▸ **What you will do**: Check every line below for the string "ylabel", and copy the lines that contain it.
**** Listed entries
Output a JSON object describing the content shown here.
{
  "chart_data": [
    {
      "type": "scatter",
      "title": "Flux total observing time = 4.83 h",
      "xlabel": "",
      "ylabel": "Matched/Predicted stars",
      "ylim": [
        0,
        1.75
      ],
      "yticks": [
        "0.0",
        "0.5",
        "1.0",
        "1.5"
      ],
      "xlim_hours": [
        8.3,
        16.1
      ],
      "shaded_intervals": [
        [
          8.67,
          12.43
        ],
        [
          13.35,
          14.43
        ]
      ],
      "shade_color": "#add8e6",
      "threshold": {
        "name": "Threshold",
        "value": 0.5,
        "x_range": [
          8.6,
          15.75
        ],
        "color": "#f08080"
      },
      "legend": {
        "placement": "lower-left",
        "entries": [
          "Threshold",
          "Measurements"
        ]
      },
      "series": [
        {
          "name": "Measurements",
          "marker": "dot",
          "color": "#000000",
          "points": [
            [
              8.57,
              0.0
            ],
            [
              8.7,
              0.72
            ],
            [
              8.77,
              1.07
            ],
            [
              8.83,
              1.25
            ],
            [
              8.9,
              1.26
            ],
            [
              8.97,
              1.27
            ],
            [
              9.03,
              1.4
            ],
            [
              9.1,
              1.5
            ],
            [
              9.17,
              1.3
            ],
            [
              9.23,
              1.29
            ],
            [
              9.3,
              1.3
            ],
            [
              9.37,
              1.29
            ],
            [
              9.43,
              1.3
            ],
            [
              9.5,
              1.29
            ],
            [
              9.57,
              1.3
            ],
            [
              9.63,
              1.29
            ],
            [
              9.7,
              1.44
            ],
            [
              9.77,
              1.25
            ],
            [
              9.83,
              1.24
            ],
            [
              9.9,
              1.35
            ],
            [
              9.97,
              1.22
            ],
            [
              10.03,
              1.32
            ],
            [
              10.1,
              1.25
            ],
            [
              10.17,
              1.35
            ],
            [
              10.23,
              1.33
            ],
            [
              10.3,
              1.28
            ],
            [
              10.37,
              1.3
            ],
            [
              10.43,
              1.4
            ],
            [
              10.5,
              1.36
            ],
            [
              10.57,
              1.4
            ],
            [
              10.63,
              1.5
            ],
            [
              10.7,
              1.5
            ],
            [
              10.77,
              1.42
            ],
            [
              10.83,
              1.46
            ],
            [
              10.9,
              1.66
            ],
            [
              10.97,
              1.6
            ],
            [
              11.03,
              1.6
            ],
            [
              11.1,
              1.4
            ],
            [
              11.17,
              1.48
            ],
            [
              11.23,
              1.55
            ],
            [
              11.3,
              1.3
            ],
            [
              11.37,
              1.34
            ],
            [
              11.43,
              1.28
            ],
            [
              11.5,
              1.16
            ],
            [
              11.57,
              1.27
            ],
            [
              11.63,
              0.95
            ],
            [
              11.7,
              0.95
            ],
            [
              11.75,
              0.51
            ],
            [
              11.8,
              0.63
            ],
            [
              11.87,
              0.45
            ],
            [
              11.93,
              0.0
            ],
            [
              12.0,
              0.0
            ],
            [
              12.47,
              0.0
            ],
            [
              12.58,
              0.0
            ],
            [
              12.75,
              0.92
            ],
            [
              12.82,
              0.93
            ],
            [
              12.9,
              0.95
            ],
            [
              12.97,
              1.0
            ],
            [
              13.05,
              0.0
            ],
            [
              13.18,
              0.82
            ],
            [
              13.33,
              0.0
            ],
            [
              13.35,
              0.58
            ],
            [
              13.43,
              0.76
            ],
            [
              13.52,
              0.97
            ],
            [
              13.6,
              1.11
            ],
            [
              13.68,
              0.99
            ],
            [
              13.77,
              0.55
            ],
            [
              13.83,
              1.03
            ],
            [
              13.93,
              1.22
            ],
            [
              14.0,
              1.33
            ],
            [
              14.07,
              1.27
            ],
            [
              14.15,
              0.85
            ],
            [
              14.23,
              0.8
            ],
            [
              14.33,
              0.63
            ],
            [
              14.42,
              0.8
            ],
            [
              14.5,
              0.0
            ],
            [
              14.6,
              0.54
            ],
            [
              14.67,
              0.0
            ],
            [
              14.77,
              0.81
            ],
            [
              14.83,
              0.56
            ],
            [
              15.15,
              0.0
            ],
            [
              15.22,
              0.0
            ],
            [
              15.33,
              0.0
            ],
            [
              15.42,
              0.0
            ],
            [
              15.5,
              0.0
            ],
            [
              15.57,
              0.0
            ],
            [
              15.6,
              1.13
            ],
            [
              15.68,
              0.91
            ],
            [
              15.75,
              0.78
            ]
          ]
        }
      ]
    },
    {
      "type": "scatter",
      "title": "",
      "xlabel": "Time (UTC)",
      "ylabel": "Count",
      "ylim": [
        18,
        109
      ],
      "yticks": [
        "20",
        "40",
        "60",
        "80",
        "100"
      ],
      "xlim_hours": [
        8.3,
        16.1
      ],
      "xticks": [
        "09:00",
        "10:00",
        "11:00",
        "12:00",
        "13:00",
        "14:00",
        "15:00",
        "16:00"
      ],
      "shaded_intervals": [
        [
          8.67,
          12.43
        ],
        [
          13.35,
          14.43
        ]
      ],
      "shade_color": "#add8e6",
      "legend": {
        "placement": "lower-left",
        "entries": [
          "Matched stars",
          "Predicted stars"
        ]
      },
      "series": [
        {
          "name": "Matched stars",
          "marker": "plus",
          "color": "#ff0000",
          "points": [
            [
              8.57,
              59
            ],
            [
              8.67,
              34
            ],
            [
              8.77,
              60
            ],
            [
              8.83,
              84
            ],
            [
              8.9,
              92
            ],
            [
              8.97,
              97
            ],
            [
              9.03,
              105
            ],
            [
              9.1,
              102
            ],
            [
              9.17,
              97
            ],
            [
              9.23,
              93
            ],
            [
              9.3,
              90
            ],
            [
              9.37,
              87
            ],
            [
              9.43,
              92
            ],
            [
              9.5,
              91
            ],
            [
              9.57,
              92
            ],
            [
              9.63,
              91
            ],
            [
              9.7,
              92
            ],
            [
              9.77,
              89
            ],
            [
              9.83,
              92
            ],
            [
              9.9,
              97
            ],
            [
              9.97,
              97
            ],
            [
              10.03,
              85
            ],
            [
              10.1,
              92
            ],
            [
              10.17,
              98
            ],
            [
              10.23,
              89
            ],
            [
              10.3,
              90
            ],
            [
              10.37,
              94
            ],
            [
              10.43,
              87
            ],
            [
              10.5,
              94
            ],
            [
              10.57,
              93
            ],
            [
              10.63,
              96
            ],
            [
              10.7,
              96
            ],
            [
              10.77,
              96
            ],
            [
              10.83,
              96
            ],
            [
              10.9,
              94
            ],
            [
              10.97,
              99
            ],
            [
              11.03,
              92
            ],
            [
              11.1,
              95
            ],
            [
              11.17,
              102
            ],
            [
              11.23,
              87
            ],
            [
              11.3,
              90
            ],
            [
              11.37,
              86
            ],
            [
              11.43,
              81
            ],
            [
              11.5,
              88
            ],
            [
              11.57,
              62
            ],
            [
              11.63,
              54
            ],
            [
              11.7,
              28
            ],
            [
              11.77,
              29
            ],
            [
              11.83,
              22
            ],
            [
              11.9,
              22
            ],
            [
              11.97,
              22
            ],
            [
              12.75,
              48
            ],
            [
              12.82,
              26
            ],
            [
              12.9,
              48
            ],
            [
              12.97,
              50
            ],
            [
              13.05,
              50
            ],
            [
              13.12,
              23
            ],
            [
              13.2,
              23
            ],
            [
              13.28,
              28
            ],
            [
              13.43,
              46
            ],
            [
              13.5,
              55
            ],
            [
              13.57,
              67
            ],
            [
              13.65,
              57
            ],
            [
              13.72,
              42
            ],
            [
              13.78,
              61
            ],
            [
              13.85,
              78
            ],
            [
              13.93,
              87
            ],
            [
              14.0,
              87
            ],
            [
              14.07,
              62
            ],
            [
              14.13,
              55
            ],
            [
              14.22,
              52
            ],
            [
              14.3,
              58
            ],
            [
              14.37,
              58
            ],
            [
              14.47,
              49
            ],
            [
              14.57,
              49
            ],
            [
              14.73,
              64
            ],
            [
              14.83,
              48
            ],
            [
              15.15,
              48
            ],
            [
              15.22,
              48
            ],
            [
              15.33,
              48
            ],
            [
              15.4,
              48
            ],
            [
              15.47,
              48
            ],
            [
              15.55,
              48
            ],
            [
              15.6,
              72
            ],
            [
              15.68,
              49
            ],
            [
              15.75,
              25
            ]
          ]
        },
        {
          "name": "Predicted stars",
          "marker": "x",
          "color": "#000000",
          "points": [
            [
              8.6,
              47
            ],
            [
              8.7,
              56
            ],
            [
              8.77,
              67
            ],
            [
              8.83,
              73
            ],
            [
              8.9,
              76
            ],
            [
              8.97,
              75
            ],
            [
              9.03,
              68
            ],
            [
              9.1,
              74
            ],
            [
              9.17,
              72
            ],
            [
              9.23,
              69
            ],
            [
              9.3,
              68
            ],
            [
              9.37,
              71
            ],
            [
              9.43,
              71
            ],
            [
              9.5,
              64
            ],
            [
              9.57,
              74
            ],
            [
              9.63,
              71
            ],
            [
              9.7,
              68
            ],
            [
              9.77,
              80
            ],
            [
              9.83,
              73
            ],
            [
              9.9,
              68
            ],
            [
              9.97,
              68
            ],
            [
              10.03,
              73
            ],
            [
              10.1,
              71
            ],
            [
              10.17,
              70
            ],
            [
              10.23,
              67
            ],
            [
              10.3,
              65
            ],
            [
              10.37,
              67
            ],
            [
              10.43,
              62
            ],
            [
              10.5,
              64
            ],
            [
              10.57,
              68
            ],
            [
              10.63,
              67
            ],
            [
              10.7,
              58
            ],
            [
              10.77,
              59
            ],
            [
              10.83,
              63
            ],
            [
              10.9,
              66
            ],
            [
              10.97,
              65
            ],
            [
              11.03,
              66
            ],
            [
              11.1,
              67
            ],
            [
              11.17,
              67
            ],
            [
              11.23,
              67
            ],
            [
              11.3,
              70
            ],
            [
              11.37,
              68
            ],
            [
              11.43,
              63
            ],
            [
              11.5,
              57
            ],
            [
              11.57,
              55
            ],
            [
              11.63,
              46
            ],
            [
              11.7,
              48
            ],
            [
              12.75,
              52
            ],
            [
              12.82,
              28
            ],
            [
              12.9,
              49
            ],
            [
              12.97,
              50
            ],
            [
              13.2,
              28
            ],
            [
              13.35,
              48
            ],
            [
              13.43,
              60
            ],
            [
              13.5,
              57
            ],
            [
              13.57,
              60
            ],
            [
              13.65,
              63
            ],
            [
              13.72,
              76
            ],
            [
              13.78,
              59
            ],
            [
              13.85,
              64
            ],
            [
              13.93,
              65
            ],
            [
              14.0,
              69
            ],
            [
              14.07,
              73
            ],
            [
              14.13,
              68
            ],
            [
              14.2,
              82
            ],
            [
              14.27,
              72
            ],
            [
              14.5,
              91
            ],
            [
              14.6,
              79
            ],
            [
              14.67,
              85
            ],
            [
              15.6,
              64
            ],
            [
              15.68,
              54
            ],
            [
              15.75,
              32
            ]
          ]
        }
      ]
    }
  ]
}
********
▸ **Complete answer**:
      "ylabel": "Matched/Predicted stars",
      "ylabel": "Count",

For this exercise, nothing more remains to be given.